* GIVEN INSTRUCTION
Look through the data below. Pick out the lines holding the string "Capacity".
─── PROVIDED RECORDS
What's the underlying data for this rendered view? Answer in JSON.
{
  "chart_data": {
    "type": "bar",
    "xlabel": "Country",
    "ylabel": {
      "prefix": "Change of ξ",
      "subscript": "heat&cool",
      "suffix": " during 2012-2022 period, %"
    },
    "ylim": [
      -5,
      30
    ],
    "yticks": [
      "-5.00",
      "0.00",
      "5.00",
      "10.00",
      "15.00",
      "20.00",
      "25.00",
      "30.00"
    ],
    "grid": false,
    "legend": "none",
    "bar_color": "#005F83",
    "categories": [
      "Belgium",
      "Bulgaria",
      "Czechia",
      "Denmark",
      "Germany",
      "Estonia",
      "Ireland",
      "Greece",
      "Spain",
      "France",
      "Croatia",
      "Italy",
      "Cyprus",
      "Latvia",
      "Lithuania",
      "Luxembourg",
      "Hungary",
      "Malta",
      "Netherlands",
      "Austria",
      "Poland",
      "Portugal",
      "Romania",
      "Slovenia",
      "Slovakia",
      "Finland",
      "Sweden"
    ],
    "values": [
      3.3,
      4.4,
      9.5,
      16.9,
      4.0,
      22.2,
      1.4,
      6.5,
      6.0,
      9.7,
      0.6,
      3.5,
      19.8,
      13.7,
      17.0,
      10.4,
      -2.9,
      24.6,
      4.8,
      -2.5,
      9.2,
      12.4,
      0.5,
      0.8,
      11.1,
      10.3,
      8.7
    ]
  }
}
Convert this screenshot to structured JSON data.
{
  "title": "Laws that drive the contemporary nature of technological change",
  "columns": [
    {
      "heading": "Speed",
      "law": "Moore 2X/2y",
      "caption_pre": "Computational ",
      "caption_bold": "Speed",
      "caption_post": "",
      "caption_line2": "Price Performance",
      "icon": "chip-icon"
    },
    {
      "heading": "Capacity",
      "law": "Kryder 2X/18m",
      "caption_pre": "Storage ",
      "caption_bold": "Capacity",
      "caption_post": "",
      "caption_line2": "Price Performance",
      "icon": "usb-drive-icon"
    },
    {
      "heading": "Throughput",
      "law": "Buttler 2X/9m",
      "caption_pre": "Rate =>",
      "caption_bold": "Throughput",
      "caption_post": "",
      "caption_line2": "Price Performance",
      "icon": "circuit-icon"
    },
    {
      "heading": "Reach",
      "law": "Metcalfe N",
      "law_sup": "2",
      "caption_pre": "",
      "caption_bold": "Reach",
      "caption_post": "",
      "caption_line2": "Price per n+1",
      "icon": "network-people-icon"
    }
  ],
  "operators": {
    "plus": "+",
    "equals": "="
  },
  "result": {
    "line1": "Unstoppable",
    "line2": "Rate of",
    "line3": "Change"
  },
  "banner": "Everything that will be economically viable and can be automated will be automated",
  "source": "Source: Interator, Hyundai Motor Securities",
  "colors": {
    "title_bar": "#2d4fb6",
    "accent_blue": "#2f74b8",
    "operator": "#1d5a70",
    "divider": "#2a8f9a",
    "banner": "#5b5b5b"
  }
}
──────
* WORKED ANSWER
      "heading": "Capacity",
      "caption_bold": "Capacity",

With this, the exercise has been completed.